Please give the count of lines holding the string "Total" and nothing besides.
^^^^^^^^^^^^^^^^
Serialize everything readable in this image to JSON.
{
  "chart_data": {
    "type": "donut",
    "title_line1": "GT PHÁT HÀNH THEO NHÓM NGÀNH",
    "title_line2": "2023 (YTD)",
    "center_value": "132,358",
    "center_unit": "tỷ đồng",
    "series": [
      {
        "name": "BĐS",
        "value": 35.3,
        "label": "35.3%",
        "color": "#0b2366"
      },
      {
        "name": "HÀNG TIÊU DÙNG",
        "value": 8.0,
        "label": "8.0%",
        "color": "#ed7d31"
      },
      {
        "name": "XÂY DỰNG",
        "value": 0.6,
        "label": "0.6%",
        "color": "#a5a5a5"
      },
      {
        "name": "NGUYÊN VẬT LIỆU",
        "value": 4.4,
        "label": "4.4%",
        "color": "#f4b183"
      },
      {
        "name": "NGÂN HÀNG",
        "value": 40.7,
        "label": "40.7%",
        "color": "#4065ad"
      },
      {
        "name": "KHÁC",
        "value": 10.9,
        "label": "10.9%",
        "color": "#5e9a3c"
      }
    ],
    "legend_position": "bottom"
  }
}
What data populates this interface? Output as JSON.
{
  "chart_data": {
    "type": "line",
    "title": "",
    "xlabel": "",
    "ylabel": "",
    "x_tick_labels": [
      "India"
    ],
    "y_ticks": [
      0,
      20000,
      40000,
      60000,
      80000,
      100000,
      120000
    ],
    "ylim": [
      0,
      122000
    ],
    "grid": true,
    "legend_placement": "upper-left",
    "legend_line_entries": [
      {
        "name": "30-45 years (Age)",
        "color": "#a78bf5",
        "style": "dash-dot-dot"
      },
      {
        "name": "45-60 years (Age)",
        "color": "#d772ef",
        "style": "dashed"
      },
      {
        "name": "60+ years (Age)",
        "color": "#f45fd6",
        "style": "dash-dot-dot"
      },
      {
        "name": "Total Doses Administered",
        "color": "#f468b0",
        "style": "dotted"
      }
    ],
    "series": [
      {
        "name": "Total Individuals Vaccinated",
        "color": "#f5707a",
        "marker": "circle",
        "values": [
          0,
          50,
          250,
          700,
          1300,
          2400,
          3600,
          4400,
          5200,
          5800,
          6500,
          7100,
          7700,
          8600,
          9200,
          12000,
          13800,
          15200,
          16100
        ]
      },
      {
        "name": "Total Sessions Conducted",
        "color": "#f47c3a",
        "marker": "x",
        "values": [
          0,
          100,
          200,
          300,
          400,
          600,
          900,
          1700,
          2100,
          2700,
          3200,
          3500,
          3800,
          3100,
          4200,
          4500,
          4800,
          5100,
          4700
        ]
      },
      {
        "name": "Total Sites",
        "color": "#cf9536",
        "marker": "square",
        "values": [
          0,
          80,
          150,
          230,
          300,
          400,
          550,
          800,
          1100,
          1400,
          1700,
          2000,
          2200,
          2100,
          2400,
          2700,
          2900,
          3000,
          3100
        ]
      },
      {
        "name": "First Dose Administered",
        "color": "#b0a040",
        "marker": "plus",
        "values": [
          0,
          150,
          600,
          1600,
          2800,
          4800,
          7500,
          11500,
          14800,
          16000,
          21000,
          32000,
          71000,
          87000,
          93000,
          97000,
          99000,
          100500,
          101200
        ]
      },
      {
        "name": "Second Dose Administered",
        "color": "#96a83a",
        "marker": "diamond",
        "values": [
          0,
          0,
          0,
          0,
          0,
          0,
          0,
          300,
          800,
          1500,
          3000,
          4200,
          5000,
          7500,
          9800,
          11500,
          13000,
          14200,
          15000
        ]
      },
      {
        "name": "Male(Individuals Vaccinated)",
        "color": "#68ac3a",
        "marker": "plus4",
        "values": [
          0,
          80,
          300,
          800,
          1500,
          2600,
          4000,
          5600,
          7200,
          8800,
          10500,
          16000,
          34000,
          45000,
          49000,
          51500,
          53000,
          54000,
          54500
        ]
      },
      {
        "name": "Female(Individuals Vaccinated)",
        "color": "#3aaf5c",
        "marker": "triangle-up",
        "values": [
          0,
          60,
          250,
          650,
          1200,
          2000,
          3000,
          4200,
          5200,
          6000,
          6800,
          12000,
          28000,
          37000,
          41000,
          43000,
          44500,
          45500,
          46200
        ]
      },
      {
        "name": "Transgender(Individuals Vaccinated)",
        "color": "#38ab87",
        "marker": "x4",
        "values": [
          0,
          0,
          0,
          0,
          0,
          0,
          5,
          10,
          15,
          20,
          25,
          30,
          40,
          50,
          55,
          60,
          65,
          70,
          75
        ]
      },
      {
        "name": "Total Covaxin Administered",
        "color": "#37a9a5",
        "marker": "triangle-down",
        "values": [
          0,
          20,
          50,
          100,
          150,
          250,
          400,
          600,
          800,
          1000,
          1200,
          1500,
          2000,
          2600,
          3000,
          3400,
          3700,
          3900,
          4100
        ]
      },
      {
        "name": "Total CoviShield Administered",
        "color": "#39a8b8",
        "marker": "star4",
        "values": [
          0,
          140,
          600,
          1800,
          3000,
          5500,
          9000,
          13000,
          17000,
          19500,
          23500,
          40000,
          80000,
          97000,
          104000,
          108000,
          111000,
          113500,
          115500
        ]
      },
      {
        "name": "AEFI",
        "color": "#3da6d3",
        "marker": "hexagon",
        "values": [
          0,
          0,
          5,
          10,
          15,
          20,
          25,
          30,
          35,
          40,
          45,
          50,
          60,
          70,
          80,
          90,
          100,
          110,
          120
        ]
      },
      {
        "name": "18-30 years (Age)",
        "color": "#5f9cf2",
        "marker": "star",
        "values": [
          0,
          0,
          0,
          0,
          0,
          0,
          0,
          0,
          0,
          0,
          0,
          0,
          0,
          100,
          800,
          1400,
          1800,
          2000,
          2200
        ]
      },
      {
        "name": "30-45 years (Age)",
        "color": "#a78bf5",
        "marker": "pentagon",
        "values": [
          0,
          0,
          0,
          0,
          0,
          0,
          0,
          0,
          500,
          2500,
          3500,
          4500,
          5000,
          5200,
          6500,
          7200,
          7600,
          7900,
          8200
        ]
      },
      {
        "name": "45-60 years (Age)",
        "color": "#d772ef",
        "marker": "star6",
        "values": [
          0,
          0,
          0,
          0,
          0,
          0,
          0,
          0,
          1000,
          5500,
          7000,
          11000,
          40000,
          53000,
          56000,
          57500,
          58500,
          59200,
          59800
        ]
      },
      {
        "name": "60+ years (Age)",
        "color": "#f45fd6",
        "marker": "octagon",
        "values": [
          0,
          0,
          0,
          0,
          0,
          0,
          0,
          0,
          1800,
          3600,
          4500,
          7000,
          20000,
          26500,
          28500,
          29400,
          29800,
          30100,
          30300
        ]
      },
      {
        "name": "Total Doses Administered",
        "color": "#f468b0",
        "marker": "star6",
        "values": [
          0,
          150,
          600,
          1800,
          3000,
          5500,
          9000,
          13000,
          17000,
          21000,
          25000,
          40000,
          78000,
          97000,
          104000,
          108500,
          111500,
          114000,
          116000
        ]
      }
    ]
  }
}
^^^^^^^^^^^^^^^^
COMPLETED EXERCISE:
7